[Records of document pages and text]
------------------------------------------------------------------------

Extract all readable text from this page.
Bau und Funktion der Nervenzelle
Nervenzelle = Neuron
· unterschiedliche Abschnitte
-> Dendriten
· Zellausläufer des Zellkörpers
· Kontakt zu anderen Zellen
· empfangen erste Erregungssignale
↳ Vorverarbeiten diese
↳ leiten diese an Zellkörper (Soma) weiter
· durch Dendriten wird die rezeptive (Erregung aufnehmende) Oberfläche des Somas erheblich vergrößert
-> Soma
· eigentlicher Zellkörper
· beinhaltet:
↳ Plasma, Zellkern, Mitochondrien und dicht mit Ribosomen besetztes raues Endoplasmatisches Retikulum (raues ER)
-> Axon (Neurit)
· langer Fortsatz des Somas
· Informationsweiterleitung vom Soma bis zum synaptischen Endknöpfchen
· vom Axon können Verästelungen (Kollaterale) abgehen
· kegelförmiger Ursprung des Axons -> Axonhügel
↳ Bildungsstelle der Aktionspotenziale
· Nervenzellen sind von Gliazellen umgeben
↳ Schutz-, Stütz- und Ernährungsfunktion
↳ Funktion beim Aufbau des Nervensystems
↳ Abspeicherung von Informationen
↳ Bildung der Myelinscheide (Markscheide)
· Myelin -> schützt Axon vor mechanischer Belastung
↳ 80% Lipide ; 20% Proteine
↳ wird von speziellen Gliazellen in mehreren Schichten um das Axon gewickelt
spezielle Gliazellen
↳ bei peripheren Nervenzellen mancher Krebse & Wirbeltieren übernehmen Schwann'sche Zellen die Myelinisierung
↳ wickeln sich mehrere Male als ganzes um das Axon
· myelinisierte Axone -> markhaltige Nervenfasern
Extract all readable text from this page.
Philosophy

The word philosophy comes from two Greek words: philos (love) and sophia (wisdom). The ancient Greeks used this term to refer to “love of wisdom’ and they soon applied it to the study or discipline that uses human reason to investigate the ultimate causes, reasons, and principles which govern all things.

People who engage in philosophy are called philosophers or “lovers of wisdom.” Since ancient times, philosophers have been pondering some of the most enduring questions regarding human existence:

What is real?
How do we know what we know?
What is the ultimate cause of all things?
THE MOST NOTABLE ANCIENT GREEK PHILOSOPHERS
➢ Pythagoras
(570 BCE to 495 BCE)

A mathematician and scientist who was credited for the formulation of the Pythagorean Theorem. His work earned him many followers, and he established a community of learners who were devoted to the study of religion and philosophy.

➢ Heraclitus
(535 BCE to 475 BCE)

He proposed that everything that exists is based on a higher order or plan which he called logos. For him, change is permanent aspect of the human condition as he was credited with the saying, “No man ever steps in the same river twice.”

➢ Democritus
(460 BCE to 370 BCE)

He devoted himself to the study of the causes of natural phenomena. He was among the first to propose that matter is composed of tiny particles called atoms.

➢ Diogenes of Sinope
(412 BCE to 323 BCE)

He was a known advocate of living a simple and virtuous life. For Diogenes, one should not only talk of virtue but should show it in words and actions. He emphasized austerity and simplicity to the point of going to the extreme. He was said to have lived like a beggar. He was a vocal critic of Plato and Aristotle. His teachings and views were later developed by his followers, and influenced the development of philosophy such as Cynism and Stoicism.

------------------------------------------------------------------------

ACTION ITEM:
For each line shown above, write an exact copy.

SOLUTION FOR THIS EXERCISE:
Extract all readable text from this page.
Bau und Funktion der Nervenzelle
Nervenzelle = Neuron
· unterschiedliche Abschnitte
-> Dendriten
· Zellausläufer des Zellkörpers
· Kontakt zu anderen Zellen
· empfangen erste Erregungssignale
↳ Vorverarbeiten diese
↳ leiten diese an Zellkörper (Soma) weiter
· durch Dendriten wird die rezeptive (Erregung aufnehmende) Oberfläche des Somas erheblich vergrößert
-> Soma
· eigentlicher Zellkörper
· beinhaltet:
↳ Plasma, Zellkern, Mitochondrien und dicht mit Ribosomen besetztes raues Endoplasmatisches Retikulum (raues ER)
-> Axon (Neurit)
· langer Fortsatz des Somas
· Informationsweiterleitung vom Soma bis zum synaptischen Endknöpfchen
· vom Axon können Verästelungen (Kollaterale) abgehen
· kegelförmiger Ursprung des Axons -> Axonhügel
↳ Bildungsstelle der Aktionspotenziale
· Nervenzellen sind von Gliazellen umgeben
↳ Schutz-, Stütz- und Ernährungsfunktion
↳ Funktion beim Aufbau des Nervensystems
↳ Abspeicherung von Informationen
↳ Bildung der Myelinscheide (Markscheide)
· Myelin -> schützt Axon vor mechanischer Belastung
↳ 80% Lipide ; 20% Proteine
↳ wird von speziellen Gliazellen in mehreren Schichten um das Axon gewickelt
spezielle Gliazellen
↳ bei peripheren Nervenzellen mancher Krebse & Wirbeltieren übernehmen Schwann'sche Zellen die Myelinisierung
↳ wickeln sich mehrere Male als ganzes um das Axon
· myelinisierte Axone -> markhaltige Nervenfasern
Extract all readable text from this page.
Philosophy

The word philosophy comes from two Greek words: philos (love) and sophia (wisdom). The ancient Greeks used this term to refer to “love of wisdom’ and they soon applied it to the study or discipline that uses human reason to investigate the ultimate causes, reasons, and principles which govern all things.

People who engage in philosophy are called philosophers or “lovers of wisdom.” Since ancient times, philosophers have been pondering some of the most enduring questions regarding human existence:

What is real?
How do we know what we know?
What is the ultimate cause of all things?
THE MOST NOTABLE ANCIENT GREEK PHILOSOPHERS
➢ Pythagoras
(570 BCE to 495 BCE)

A mathematician and scientist who was credited for the formulation of the Pythagorean Theorem. His work earned him many followers, and he established a community of learners who were devoted to the study of religion and philosophy.

➢ Heraclitus
(535 BCE to 475 BCE)

He proposed that everything that exists is based on a higher order or plan which he called logos. For him, change is permanent aspect of the human condition as he was credited with the saying, “No man ever steps in the same river twice.”

➢ Democritus
(460 BCE to 370 BCE)

He devoted himself to the study of the causes of natural phenomena. He was among the first to propose that matter is composed of tiny particles called atoms.

➢ Diogenes of Sinope
(412 BCE to 323 BCE)

He was a known advocate of living a simple and virtuous life. For Diogenes, one should not only talk of virtue but should show it in words and actions. He emphasized austerity and simplicity to the point of going to the extreme. He was said to have lived like a beggar. He was a vocal critic of Plato and Aristotle. His teachings and views were later developed by his followers, and influenced the development of philosophy such as Cynism and Stoicism.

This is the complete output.